━━━ Brano fornito ━━━

Ford decise di candidarsi alle elezioni primarie del suo partito, nel 1976. In condizioni normali i presidenti uscenti non vengono sfidati da nessuno di rilevante alle primarie, ma Ford evidentemente non era un presidente normale: lo sfidò un carismatico ex attore e governatore della California, Ronald Reagan. Le primarie furono così combattute e incerte che nessun candidato ottenne da solo la maggioranza assoluta dei delegati, e quella del 1976 viene ricordata come l’ultima “contested convention”. Ford disse che non avendo mai cercato di arrivare alla Casa Bianca, ed essendocisi trovato quasi per caso, per lui la presidenza non era mai stata «un premio da vincere bensì un dovere da espletare». I delegati scelsero lui. Dopo aver perso la candidatura, Reagan rivolse alla convention un breve, formidabile e improvvisato discorso della sconfitta: molti delegati, raccontarono poi, si resero conto di aver scelto il candidato sbagliato e capirono da che parte sarebbe andato il futuro.

━━━ Dati archiviati ━━━

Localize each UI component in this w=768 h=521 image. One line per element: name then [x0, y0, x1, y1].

━━━
━━━ Dati archiviati ━━━

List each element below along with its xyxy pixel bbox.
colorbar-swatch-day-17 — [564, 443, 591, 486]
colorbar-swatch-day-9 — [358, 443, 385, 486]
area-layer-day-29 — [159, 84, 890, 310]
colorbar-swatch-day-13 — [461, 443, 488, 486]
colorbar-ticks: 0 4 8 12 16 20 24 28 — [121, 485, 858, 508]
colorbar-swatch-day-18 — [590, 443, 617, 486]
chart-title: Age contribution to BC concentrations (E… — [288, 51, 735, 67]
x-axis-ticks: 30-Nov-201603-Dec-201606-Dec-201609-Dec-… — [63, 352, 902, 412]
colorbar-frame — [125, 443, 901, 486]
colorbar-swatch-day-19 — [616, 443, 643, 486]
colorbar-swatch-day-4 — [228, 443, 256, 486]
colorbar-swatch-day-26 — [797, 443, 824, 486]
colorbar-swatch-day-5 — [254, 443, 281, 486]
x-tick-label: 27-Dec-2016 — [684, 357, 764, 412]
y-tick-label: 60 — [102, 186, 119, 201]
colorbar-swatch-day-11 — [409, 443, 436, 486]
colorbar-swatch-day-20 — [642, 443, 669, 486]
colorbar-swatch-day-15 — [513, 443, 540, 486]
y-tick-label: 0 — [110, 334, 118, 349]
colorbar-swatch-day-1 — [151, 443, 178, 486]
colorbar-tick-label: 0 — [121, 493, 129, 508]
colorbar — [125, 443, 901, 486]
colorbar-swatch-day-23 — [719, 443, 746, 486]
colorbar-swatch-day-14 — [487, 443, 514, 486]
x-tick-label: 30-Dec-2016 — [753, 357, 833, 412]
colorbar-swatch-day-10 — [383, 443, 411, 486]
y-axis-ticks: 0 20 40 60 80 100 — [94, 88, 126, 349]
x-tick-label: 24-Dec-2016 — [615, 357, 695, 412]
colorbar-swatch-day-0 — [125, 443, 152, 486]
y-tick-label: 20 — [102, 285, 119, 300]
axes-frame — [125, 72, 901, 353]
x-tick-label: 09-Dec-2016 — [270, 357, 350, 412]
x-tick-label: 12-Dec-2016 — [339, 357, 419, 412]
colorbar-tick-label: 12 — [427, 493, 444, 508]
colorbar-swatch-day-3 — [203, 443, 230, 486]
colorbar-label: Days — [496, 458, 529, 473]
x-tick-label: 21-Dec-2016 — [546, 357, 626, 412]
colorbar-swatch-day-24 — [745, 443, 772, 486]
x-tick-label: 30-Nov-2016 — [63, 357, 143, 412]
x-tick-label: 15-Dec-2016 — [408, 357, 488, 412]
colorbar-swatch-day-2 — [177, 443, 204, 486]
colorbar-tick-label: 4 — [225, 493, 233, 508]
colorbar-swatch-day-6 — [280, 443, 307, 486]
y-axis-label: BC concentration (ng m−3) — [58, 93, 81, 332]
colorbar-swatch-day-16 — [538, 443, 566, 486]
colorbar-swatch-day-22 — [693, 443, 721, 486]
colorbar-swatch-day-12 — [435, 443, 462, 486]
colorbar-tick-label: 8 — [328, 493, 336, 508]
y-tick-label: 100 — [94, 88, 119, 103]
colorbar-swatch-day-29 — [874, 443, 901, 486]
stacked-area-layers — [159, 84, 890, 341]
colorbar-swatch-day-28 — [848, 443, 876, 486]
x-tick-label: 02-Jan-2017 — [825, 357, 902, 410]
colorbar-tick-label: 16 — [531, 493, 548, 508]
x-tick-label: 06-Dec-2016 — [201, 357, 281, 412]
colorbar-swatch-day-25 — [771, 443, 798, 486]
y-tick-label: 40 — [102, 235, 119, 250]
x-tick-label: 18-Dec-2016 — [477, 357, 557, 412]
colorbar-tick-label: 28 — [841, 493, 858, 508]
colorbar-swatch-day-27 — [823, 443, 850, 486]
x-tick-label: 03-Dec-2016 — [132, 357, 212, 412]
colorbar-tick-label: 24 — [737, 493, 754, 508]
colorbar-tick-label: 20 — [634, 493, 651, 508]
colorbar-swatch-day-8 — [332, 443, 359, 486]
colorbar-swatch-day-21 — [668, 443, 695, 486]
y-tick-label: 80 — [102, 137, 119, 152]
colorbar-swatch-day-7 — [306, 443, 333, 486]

━━━
━━━ Dati archiviati ━━━

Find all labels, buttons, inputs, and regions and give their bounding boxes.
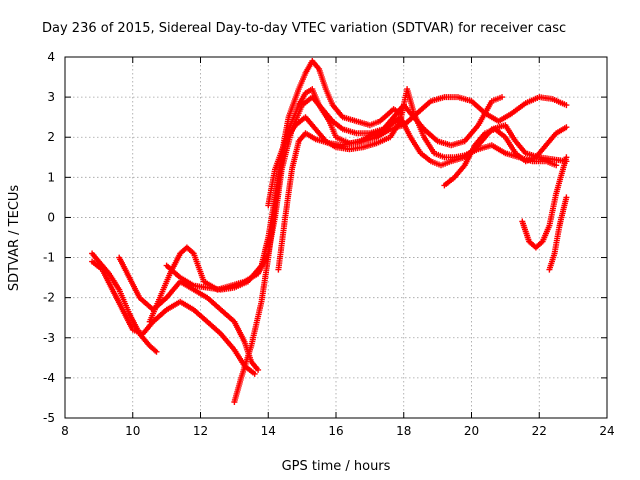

━━━

**Lavoro richiesto**
- a) Cita testualmente le righe dell'elenco, cominciando da quella che contiene "List each element" e proseguendo fino a quella che contiene "y-axis-label: BC concentration", estremi inclusi.
- b) Per favore, continua il brano sulla sfida tra Ford e Reagan alle primarie del 1976 dal punto in cui termina.

**Risposte per compito**
- a)
List each element below along with its xyxy pixel bbox.
colorbar-swatch-day-17 — [564, 443, 591, 486]
colorbar-swatch-day-9 — [358, 443, 385, 486]
area-layer-day-29 — [159, 84, 890, 310]
colorbar-swatch-day-13 — [461, 443, 488, 486]
colorbar-ticks: 0 4 8 12 16 20 24 28 — [121, 485, 858, 508]
colorbar-swatch-day-18 — [590, 443, 617, 486]
chart-title: Age contribution to BC concentrations (E… — [288, 51, 735, 67]
x-axis-ticks: 30-Nov-201603-Dec-201606-Dec-201609-Dec-… — [63, 352, 902, 412]
colorbar-frame — [125, 443, 901, 486]
colorbar-swatch-day-19 — [616, 443, 643, 486]
colorbar-swatch-day-4 — [228, 443, 256, 486]
colorbar-swatch-day-26 — [797, 443, 824, 486]
colorbar-swatch-day-5 — [254, 443, 281, 486]
x-tick-label: 27-Dec-2016 — [684, 357, 764, 412]
y-tick-label: 60 — [102, 186, 119, 201]
colorbar-swatch-day-11 — [409, 443, 436, 486]
colorbar-swatch-day-20 — [642, 443, 669, 486]
colorbar-swatch-day-15 — [513, 443, 540, 486]
y-tick-label: 0 — [110, 334, 118, 349]
colorbar-swatch-day-1 — [151, 443, 178, 486]
colorbar-tick-label: 0 — [121, 493, 129, 508]
colorbar — [125, 443, 901, 486]
colorbar-swatch-day-23 — [719, 443, 746, 486]
colorbar-swatch-day-14 — [487, 443, 514, 486]
x-tick-label: 30-Dec-2016 — [753, 357, 833, 412]
colorbar-swatch-day-10 — [383, 443, 411, 486]
y-axis-ticks: 0 20 40 60 80 100 — [94, 88, 126, 349]
x-tick-label: 24-Dec-2016 — [615, 357, 695, 412]
colorbar-swatch-day-0 — [125, 443, 152, 486]
y-tick-label: 20 — [102, 285, 119, 300]
axes-frame — [125, 72, 901, 353]
x-tick-label: 09-Dec-2016 — [270, 357, 350, 412]
x-tick-label: 12-Dec-2016 — [339, 357, 419, 412]
colorbar-tick-label: 12 — [427, 493, 444, 508]
colorbar-swatch-day-3 — [203, 443, 230, 486]
colorbar-label: Days — [496, 458, 529, 473]
x-tick-label: 21-Dec-2016 — [546, 357, 626, 412]
colorbar-swatch-day-24 — [745, 443, 772, 486]
x-tick-label: 30-Nov-2016 — [63, 357, 143, 412]
x-tick-label: 15-Dec-2016 — [408, 357, 488, 412]
colorbar-swatch-day-2 — [177, 443, 204, 486]
colorbar-tick-label: 4 — [225, 493, 233, 508]
colorbar-swatch-day-6 — [280, 443, 307, 486]
y-axis-label: BC concentration (ng m−3) — [58, 93, 81, 332]

- b)
A quelle elezioni presidenziali i Democratici candidarono Jimmy Carter, governatore della Georgia con un profilo da politico emergente, da outsider con un passato da imprenditore, molto religioso e fissato con la necessità di «ripulire Washington dalla corruzione». Sembrava una battaglia impari, e infatti per un po’ fu così: dopo le convention Carter aveva nei sondaggi un vantaggio nazionale di 33 punti su Ford. Solo che anche Carter non era un gran politico, come poi avrebbe dimostrato nel corso della sua presidenza, e quindi cominciò a fare degli errori: le sue proposte erano vaghe e in anni di Guerra fredda la sua inesperienza e lo scarso spessore diventarono un problema. Ford lo accusò di essere debole e inadatto a guidare gli Stati Uniti; Carter sottovalutò questi attacchi, senza difendersi con particolare forza.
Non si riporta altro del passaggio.